DATA PROVIDED =
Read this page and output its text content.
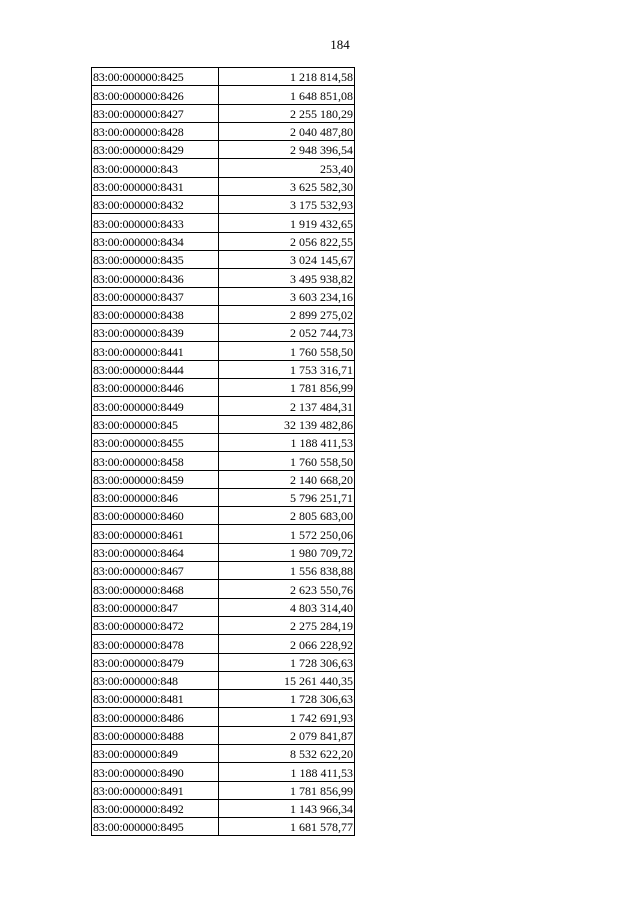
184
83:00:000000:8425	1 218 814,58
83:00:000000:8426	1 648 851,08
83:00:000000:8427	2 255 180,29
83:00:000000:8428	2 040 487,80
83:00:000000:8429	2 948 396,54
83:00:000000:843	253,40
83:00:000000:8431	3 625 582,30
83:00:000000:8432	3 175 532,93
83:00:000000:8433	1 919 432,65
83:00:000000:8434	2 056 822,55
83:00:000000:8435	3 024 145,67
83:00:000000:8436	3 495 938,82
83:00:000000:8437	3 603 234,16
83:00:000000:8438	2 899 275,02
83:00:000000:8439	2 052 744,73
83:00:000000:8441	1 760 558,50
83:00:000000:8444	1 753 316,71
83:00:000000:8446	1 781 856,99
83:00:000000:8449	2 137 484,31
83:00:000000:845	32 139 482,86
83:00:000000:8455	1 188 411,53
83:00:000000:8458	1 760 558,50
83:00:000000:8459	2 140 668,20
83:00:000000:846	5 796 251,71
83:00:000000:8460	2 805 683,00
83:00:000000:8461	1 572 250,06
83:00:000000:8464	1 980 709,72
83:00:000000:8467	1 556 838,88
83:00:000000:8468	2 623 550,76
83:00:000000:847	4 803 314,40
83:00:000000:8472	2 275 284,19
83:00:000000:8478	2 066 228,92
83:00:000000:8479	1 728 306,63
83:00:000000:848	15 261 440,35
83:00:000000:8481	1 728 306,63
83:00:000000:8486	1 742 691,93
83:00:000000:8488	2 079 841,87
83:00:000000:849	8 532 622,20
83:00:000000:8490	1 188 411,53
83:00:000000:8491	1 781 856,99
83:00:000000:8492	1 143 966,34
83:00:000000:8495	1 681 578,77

EXERCISE = Write out the records above once more, word for word, with no pictures.

WRITTEN ANSWER =
Read this page and output its text content.
184
83:00:000000:8425	1 218 814,58
83:00:000000:8426	1 648 851,08
83:00:000000:8427	2 255 180,29
83:00:000000:8428	2 040 487,80
83:00:000000:8429	2 948 396,54
83:00:000000:843	253,40
83:00:000000:8431	3 625 582,30
83:00:000000:8432	3 175 532,93
83:00:000000:8433	1 919 432,65
83:00:000000:8434	2 056 822,55
83:00:000000:8435	3 024 145,67
83:00:000000:8436	3 495 938,82
83:00:000000:8437	3 603 234,16
83:00:000000:8438	2 899 275,02
83:00:000000:8439	2 052 744,73
83:00:000000:8441	1 760 558,50
83:00:000000:8444	1 753 316,71
83:00:000000:8446	1 781 856,99
83:00:000000:8449	2 137 484,31
83:00:000000:845	32 139 482,86
83:00:000000:8455	1 188 411,53
83:00:000000:8458	1 760 558,50
83:00:000000:8459	2 140 668,20
83:00:000000:846	5 796 251,71
83:00:000000:8460	2 805 683,00
83:00:000000:8461	1 572 250,06
83:00:000000:8464	1 980 709,72
83:00:000000:8467	1 556 838,88
83:00:000000:8468	2 623 550,76
83:00:000000:847	4 803 314,40
83:00:000000:8472	2 275 284,19
83:00:000000:8478	2 066 228,92
83:00:000000:8479	1 728 306,63
83:00:000000:848	15 261 440,35
83:00:000000:8481	1 728 306,63
83:00:000000:8486	1 742 691,93
83:00:000000:8488	2 079 841,87
83:00:000000:849	8 532 622,20
83:00:000000:8490	1 188 411,53
83:00:000000:8491	1 781 856,99
83:00:000000:8492	1 143 966,34
83:00:000000:8495	1 681 578,77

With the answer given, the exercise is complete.